Source data:
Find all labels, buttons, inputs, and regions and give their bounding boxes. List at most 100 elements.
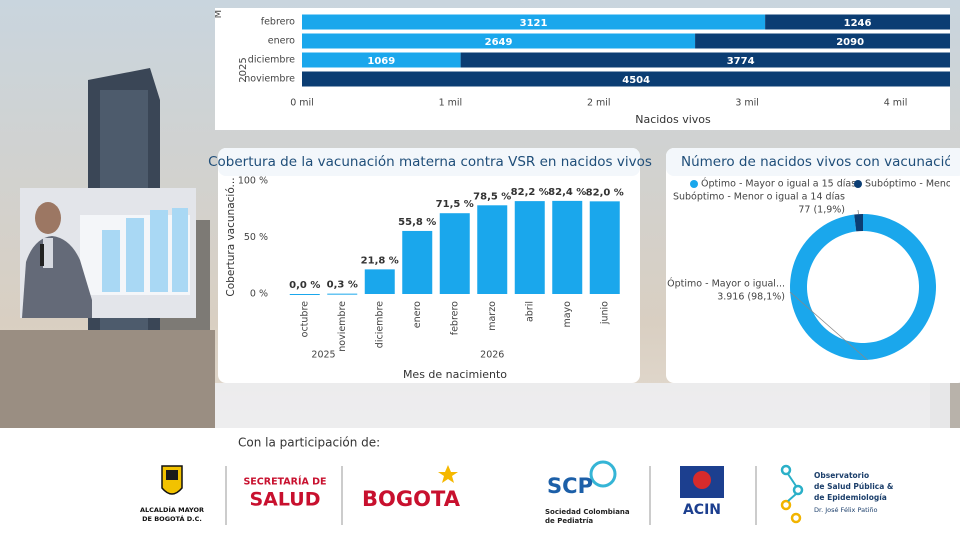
bar-segment	[302, 14, 766, 30]
panel-header	[666, 148, 960, 176]
y-tick-label: 100 %	[238, 176, 268, 187]
bar-segment	[302, 33, 696, 49]
bar	[289, 294, 320, 295]
panel-donut	[666, 148, 960, 383]
group-label: 2026	[480, 350, 504, 361]
data-label: 1246	[844, 18, 872, 29]
y-tick-label: febrero	[261, 17, 295, 28]
leader-line	[789, 291, 868, 361]
y-tick-label: noviembre	[244, 74, 295, 85]
y-axis-label: Cobertura vacunació...	[225, 177, 237, 296]
x-tick-label: febrero	[449, 301, 460, 335]
donut-slice	[854, 214, 863, 232]
data-label: 3774	[727, 56, 755, 67]
logo-mark	[693, 471, 711, 489]
logo-text: de Epidemiología	[814, 493, 887, 502]
data-label: 3.916 (98,1%)	[717, 292, 785, 303]
y-tick-label: 0 %	[250, 289, 268, 300]
legend-label: Subóptimo - Meno	[865, 179, 952, 190]
logo-text: SECRETARÍA DE	[243, 476, 326, 488]
logo-text: de Pediatría	[545, 517, 593, 525]
bar-segment	[460, 52, 950, 68]
logo-text: DE BOGOTÁ D.C.	[142, 514, 202, 523]
legend-marker	[690, 180, 698, 188]
x-tick-label: noviembre	[337, 301, 348, 352]
x-tick-label: octubre	[299, 301, 310, 338]
data-label: 21,8 %	[361, 255, 399, 266]
data-label: 82,0 %	[586, 187, 624, 198]
logo-text: ACIN	[683, 502, 721, 518]
data-label: 1069	[367, 56, 395, 67]
bar	[327, 293, 358, 295]
bar-segment	[695, 33, 950, 49]
x-tick-label: diciembre	[374, 301, 385, 348]
data-label: 0,0 %	[289, 280, 320, 291]
panel-gap	[215, 383, 950, 428]
group-label: 2025	[311, 350, 335, 361]
data-label: 2649	[485, 37, 513, 48]
data-label: 0,3 %	[327, 280, 358, 291]
logo-text: BOGOTA	[362, 487, 461, 511]
x-tick-label: 2 mil	[587, 98, 611, 109]
data-label: 4504	[622, 75, 650, 86]
data-label: 3121	[520, 18, 548, 29]
data-label: 78,5 %	[473, 191, 511, 202]
logo-observatorio	[780, 464, 804, 524]
logo-star	[438, 465, 458, 483]
y-tick-label: 50 %	[244, 232, 268, 243]
y-axis-label: M	[213, 10, 224, 19]
x-tick-label: junio	[599, 301, 610, 325]
bar	[439, 213, 470, 294]
chart-title: Número de nacidos vivos con vacunación ó…	[681, 154, 960, 170]
x-tick-label: abril	[524, 301, 535, 322]
chart: M 2025 febrero 3121 1246 enero 2649 2090 diciemb…	[213, 10, 950, 126]
x-tick-label: 3 mil	[735, 98, 759, 109]
logo-ring	[589, 460, 617, 488]
logo-text: Dr. José Félix Patiño	[814, 506, 878, 514]
panel-header	[218, 148, 640, 176]
logo-alcaldia: ALCALDÍA MAYOR DE BOGOTÁ D.C.	[140, 465, 204, 523]
x-tick-label: mayo	[562, 301, 573, 328]
logo-text: de Salud Pública &	[814, 482, 894, 491]
leader-line	[857, 209, 859, 215]
bar	[402, 230, 433, 294]
presenter-video	[20, 188, 196, 318]
data-label: 71,5 %	[436, 199, 474, 210]
legend-marker	[854, 180, 862, 188]
legend-label: Óptimo - Mayor o igual a 15 días	[701, 178, 856, 190]
group-label: 2025	[238, 57, 249, 82]
logo-text: ALCALDÍA MAYOR	[140, 505, 204, 514]
data-label: 82,2 %	[511, 187, 549, 198]
x-tick-label: 4 mil	[884, 98, 908, 109]
x-tick-label: enero	[412, 301, 423, 328]
data-label: 2090	[836, 37, 864, 48]
logo-text: Observatorio	[814, 471, 869, 480]
bar-segment	[765, 14, 950, 30]
bar	[364, 269, 395, 294]
data-label: 77 (1,9%)	[798, 205, 845, 216]
bar	[552, 200, 583, 294]
footer-heading: Con la participación de:	[238, 436, 380, 450]
y-tick-label: diciembre	[248, 55, 295, 66]
chart-title: Cobertura de la vacunación materna contr…	[208, 154, 652, 170]
x-tick-label: 0 mil	[290, 98, 314, 109]
data-label: 82,4 %	[548, 187, 586, 198]
chart: Número de nacidos vivos con vacunación ó…	[667, 154, 960, 361]
x-axis-label: Nacidos vivos	[635, 113, 711, 126]
x-axis-label: Mes de nacimiento	[403, 368, 507, 381]
logo-text: Sociedad Colombiana	[545, 508, 630, 516]
bar	[514, 201, 545, 294]
bar	[589, 201, 620, 294]
data-label-name: Subóptimo - Menor o igual a 14 días	[673, 192, 845, 203]
bar	[477, 205, 508, 294]
data-label: 55,8 %	[398, 217, 436, 228]
logo-text: SALUD	[249, 489, 320, 511]
logo-text: SCP	[547, 474, 593, 498]
data-label-name: Óptimo - Mayor o igual...	[667, 278, 785, 290]
y-tick-label: enero	[268, 36, 295, 47]
x-tick-label: 1 mil	[439, 98, 463, 109]
bar-segment	[302, 71, 950, 87]
x-tick-label: marzo	[487, 301, 498, 331]
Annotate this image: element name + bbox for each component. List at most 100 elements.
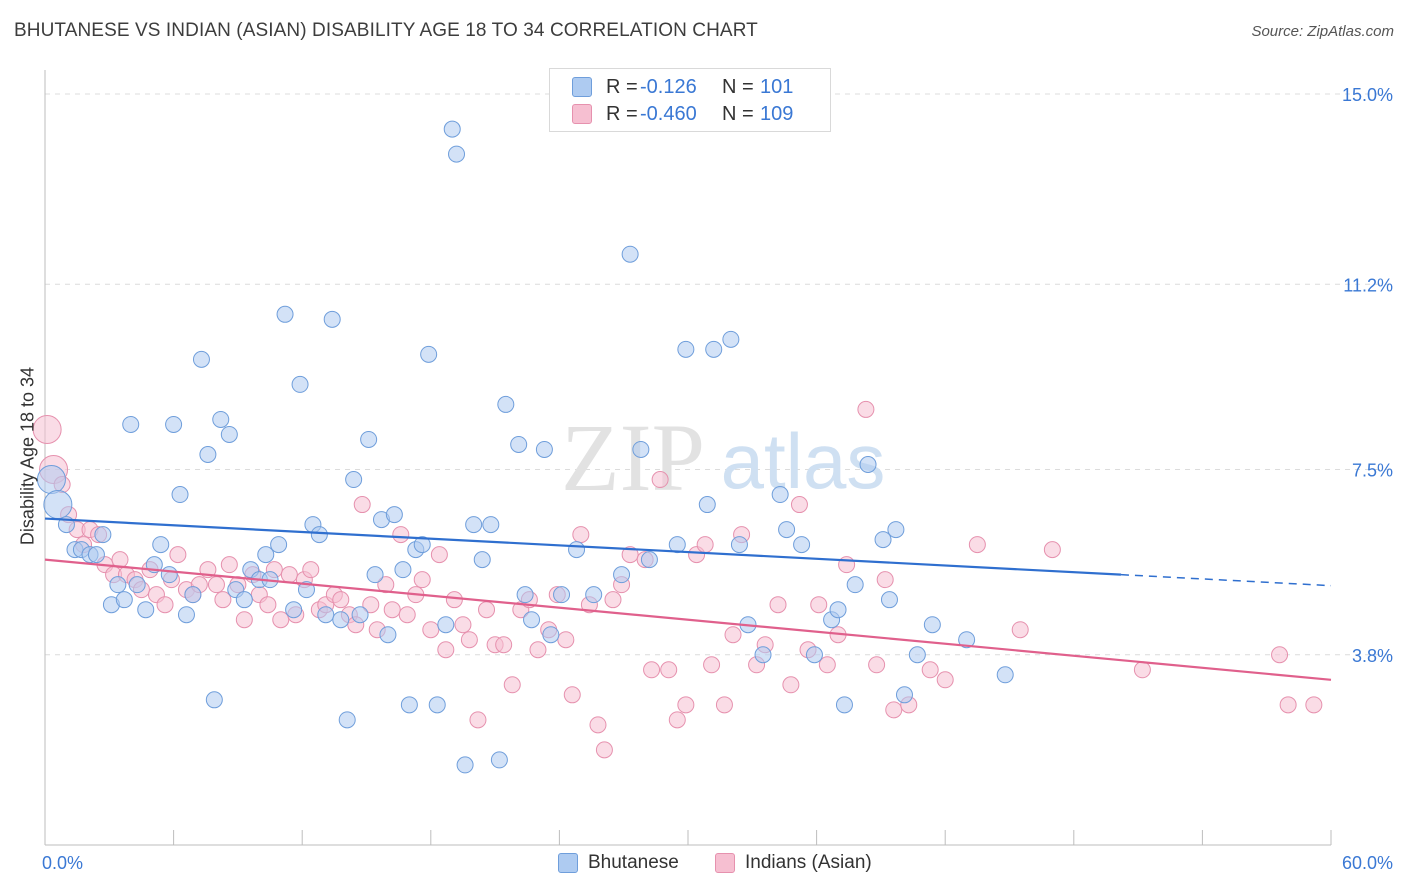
point-bhutanese bbox=[160, 566, 178, 584]
point-bhutanese bbox=[94, 526, 112, 544]
point-bhutanese bbox=[880, 591, 898, 609]
y-tick-label: 11.2% bbox=[1343, 275, 1393, 295]
point-indian bbox=[724, 626, 742, 644]
point-bhutanese bbox=[793, 536, 811, 554]
point-bhutanese bbox=[360, 430, 378, 448]
point-indian bbox=[1043, 541, 1061, 559]
point-bhutanese bbox=[428, 696, 446, 714]
point-bhutanese bbox=[152, 536, 170, 554]
point-indian bbox=[668, 711, 686, 729]
point-indian bbox=[572, 526, 590, 544]
point-indian bbox=[214, 591, 232, 609]
point-bhutanese bbox=[771, 486, 789, 504]
point-indian bbox=[595, 741, 613, 759]
point-bhutanese bbox=[640, 551, 658, 569]
point-indian bbox=[430, 546, 448, 564]
point-bhutanese bbox=[473, 551, 491, 569]
point-indian bbox=[220, 556, 238, 574]
point-bhutanese bbox=[778, 521, 796, 539]
point-bhutanese bbox=[177, 606, 195, 624]
point-bhutanese bbox=[621, 245, 639, 263]
point-bhutanese bbox=[632, 440, 650, 458]
point-bhutanese bbox=[996, 666, 1014, 684]
point-indian bbox=[362, 596, 380, 614]
point-indian bbox=[1133, 661, 1151, 679]
point-bhutanese bbox=[448, 145, 466, 163]
point-indian bbox=[1011, 621, 1029, 639]
point-bhutanese bbox=[235, 591, 253, 609]
point-bhutanese bbox=[205, 691, 223, 709]
point-bhutanese bbox=[323, 310, 341, 328]
point-bhutanese bbox=[220, 425, 238, 443]
point-bhutanese bbox=[497, 395, 515, 413]
point-indian bbox=[383, 601, 401, 619]
point-indian bbox=[377, 576, 395, 594]
point-bhutanese bbox=[43, 490, 73, 520]
point-indian bbox=[398, 606, 416, 624]
point-indian bbox=[563, 686, 581, 704]
point-bhutanese bbox=[122, 415, 140, 433]
watermark-zip: ZIP bbox=[561, 404, 705, 511]
y-tick-label: 15.0% bbox=[1342, 85, 1393, 105]
axes bbox=[44, 70, 1332, 846]
point-bhutanese bbox=[698, 496, 716, 514]
point-indian bbox=[1271, 646, 1289, 664]
y-axis-label: Disability Age 18 to 34 bbox=[17, 366, 38, 546]
point-bhutanese bbox=[317, 606, 335, 624]
point-indian bbox=[392, 526, 410, 544]
legend-item-bhutanese[interactable]: Bhutanese bbox=[558, 852, 679, 874]
watermark-atlas: atlas bbox=[721, 417, 886, 505]
legend-r-label: R = bbox=[606, 75, 638, 98]
point-indian bbox=[782, 676, 800, 694]
point-indian bbox=[921, 661, 939, 679]
point-bhutanese bbox=[705, 340, 723, 358]
point-indian bbox=[936, 671, 954, 689]
point-bhutanese bbox=[465, 516, 483, 534]
point-indian bbox=[454, 616, 472, 634]
point-bhutanese bbox=[846, 576, 864, 594]
trend-lines bbox=[44, 517, 1332, 681]
point-bhutanese bbox=[285, 601, 303, 619]
point-bhutanese bbox=[212, 410, 230, 428]
trend-extension-bhutanese bbox=[1120, 573, 1332, 587]
point-bhutanese bbox=[128, 576, 146, 594]
legend-swatch-indian bbox=[572, 104, 592, 124]
legend-label-indian: Indians (Asian) bbox=[745, 852, 872, 873]
point-indian bbox=[868, 656, 886, 674]
point-indian bbox=[818, 656, 836, 674]
grid-lines bbox=[45, 93, 1392, 656]
legend-row-indian: R = -0.460 N = 109 bbox=[572, 102, 793, 126]
point-indian bbox=[696, 536, 714, 554]
point-indian bbox=[885, 701, 903, 719]
point-bhutanese bbox=[291, 375, 309, 393]
point-indian bbox=[876, 571, 894, 589]
point-bhutanese bbox=[613, 566, 631, 584]
legend-n-value: 101 bbox=[760, 75, 794, 98]
point-bhutanese bbox=[859, 456, 877, 474]
point-indian bbox=[413, 571, 431, 589]
point-bhutanese bbox=[297, 581, 315, 599]
point-indian bbox=[643, 661, 661, 679]
point-indian bbox=[790, 496, 808, 514]
point-indian bbox=[478, 601, 496, 619]
legend-swatch-bhutanese bbox=[572, 77, 592, 97]
point-indian bbox=[857, 400, 875, 418]
point-indian bbox=[651, 471, 669, 489]
point-bhutanese bbox=[829, 601, 847, 619]
point-bhutanese bbox=[568, 541, 586, 559]
data-points bbox=[32, 120, 1323, 774]
point-bhutanese bbox=[109, 576, 127, 594]
point-bhutanese bbox=[958, 631, 976, 649]
point-bhutanese bbox=[270, 536, 288, 554]
point-indian bbox=[810, 596, 828, 614]
point-bhutanese bbox=[338, 711, 356, 729]
point-bhutanese bbox=[677, 340, 695, 358]
point-indian bbox=[445, 591, 463, 609]
point-bhutanese bbox=[310, 526, 328, 544]
legend-item-indian[interactable]: Indians (Asian) bbox=[715, 852, 872, 874]
point-bhutanese bbox=[730, 536, 748, 554]
legend-r-label: R = bbox=[606, 102, 638, 125]
x-tick-label: 60.0% bbox=[1342, 853, 1393, 873]
point-indian bbox=[272, 611, 290, 629]
point-bhutanese bbox=[115, 591, 133, 609]
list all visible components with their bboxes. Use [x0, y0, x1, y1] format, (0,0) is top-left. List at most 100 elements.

- Task goal
Copy the lines of the records above without any changes, from the line containing "14, 766, 30]" to the line containing "476, 326, 488]", including both of those lines.

- Output of the task
bar-segment	[302, 14, 766, 30]
panel-header	[666, 148, 960, 176]
y-tick-label: 100 %	[238, 176, 268, 187]
bar-segment	[302, 33, 696, 49]
bar	[289, 294, 320, 295]
panel-donut	[666, 148, 960, 383]
group-label: 2026	[480, 350, 504, 361]
data-label: 1246	[844, 18, 872, 29]
y-tick-label: febrero	[261, 17, 295, 28]
leader-line	[789, 291, 868, 361]
y-tick-label: noviembre	[244, 74, 295, 85]
y-axis-label: Cobertura vacunació...	[225, 177, 237, 296]
x-tick-label: febrero	[449, 301, 460, 335]
donut-slice	[854, 214, 863, 232]
data-label: 3774	[727, 56, 755, 67]
logo-mark	[693, 471, 711, 489]
logo-text: de Epidemiología	[814, 493, 887, 502]
data-label: 3.916 (98,1%)	[717, 292, 785, 303]
y-tick-label: 0 %	[250, 289, 268, 300]
legend-label: Subóptimo - Meno	[865, 179, 952, 190]
logo-text: SECRETARÍA DE	[243, 476, 326, 488]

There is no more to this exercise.